> **Brontekst**:
Cees Kooijman werd geboren op 3 november 1934. Het gezin waar hij toe behoorde woonde aan de Mollekade 31 te Blaaksedijk, een buurtschap van Heinenoord. Zijn vader heette Wim Kooijman, hij was gehuwd met Jaantje Kooijman-Kooijman. Samen met 3 zoon en 4 dochters woonden ze in een klein huisje.
Aan het woord is Cees Kooijman, op 13 februari 2015 sprak hij met Henk van den Heuvel.
Mijn vader was aardappelboer, net als vele families Kooijman toen. Er woonde toen 27 families Kooijman in de buurt, 7 vrouwen hadden als aangetrouwde naam Kooijman-Kooijman. Hij kocht de aardappelen van boeren en ging met zijn paardenkar (later een auto) naar Rotterdam. Wanneer wij als kinderen uit school kwamen moesten we de aardappelen in zakken doen, zodat vader de volgende morgen meteen op pad kon. We gebruikten daarvoor een trechter die boven een zak hing. Die zak rustte op een bascule, bij 75 kilo was de zak vol. De aardappelen werden vroeger verkocht per mud of halve mud, mijn vader moest in de stad met zakken van 75 kilo op zijn rug de trappen op. In de oorlog ging de bezorging met een kar en een paard. Het paard werd niet gevorderd, net als het paard van de bakker.

> **Opdracht 1**: Schrijf het stuk uit de brontekst woordelijk over, tussen "Cees Kooijman werd" en "van den Heuvel.", beide inbegrepen.
> **Opdracht 2**: Bij welk gewicht was een zak aardappelen volgens de brontekst vol?
Gebruik alleen de brontekst.

(Lijst met gelabelde vakken)
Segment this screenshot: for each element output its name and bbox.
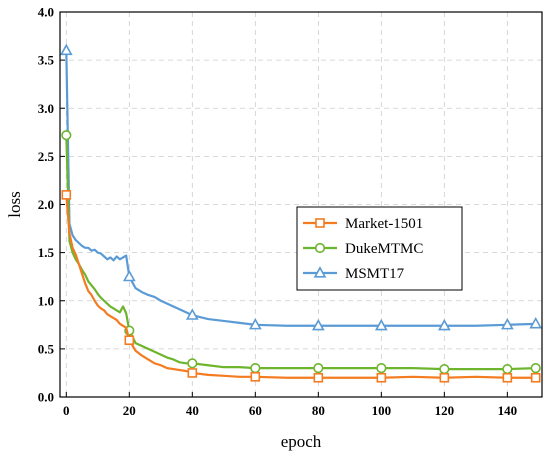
data-point	[439, 363, 450, 375]
data-point	[530, 363, 541, 374]
x-axis-title: epoch	[281, 432, 322, 451]
data-point	[500, 317, 514, 330]
data-point	[59, 43, 73, 56]
y-tick-label: 1.5	[38, 245, 55, 260]
data-point	[530, 372, 541, 383]
y-axis: 0.0 0.5 1.0 1.5 2.0 2.5 3.0 3.5 4.0	[38, 5, 65, 405]
legend-label: Market-1501	[345, 216, 423, 232]
data-point	[313, 363, 324, 374]
data-point	[439, 372, 450, 383]
x-tick-label: 60	[249, 403, 262, 418]
series-line	[65, 50, 536, 327]
data-point	[437, 318, 451, 331]
x-tick-label: 100	[372, 403, 392, 418]
y-tick-label: 4.0	[38, 5, 54, 20]
data-point	[311, 318, 325, 331]
y-tick-label: 0.5	[38, 341, 55, 356]
data-point	[248, 317, 262, 330]
data-point	[185, 308, 199, 320]
series-layer	[59, 43, 543, 383]
x-tick-label: 20	[123, 403, 136, 418]
y-tick-label: 3.5	[38, 53, 55, 68]
legend: Market-1501 DukeMTMC MSMT17	[296, 206, 463, 291]
data-point	[502, 363, 513, 375]
data-point	[187, 368, 198, 378]
x-tick-label: 0	[63, 403, 70, 418]
data-point	[124, 335, 135, 346]
y-tick-label: 3.0	[38, 101, 54, 116]
legend-marker	[314, 242, 326, 254]
data-point	[122, 269, 136, 282]
legend-label: MSMT17	[345, 266, 405, 282]
y-tick-label: 2.0	[38, 197, 54, 212]
x-axis: 0 20 40 60 80 100 120 140	[63, 392, 517, 418]
legend-marker	[315, 218, 325, 228]
data-point	[376, 372, 387, 383]
data-point	[374, 318, 388, 331]
data-point	[502, 372, 513, 383]
y-axis-title: loss	[5, 191, 24, 217]
legend-marker	[313, 266, 327, 278]
x-tick-label: 140	[498, 403, 518, 418]
y-tick-label: 1.0	[38, 293, 54, 308]
data-point	[61, 190, 72, 200]
x-tick-label: 120	[435, 403, 455, 418]
x-tick-label: 80	[312, 403, 325, 418]
data-point	[529, 317, 543, 329]
series-msmt17	[59, 43, 543, 331]
data-point	[61, 130, 72, 141]
y-tick-label: 2.5	[38, 149, 55, 164]
data-point	[376, 363, 387, 374]
data-point	[313, 372, 324, 383]
series-market-1501	[61, 190, 541, 383]
series-line	[65, 135, 536, 371]
legend-label: DukeMTMC	[345, 241, 423, 257]
data-point	[250, 363, 261, 374]
data-point	[187, 358, 198, 369]
data-point	[250, 371, 261, 382]
y-tick-label: 0.0	[38, 390, 54, 405]
series-line	[65, 194, 536, 379]
x-tick-label: 40	[186, 403, 199, 418]
grid-lines	[60, 11, 542, 398]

> **Volledige uitwerking 1**:
Cees Kooijman werd geboren op 3 november 1934. Het gezin waar hij toe behoorde woonde aan de Mollekade 31 te Blaaksedijk, een buurtschap van Heinenoord. Zijn vader heette Wim Kooijman, hij was gehuwd met Jaantje Kooijman-Kooijman. Samen met 3 zoon en 4 dochters woonden ze in een klein huisje.
Aan het woord is Cees Kooijman, op 13 februari 2015 sprak hij met Henk van den Heuvel.

> **Volledige uitwerking 2**: Bij 75 kilo.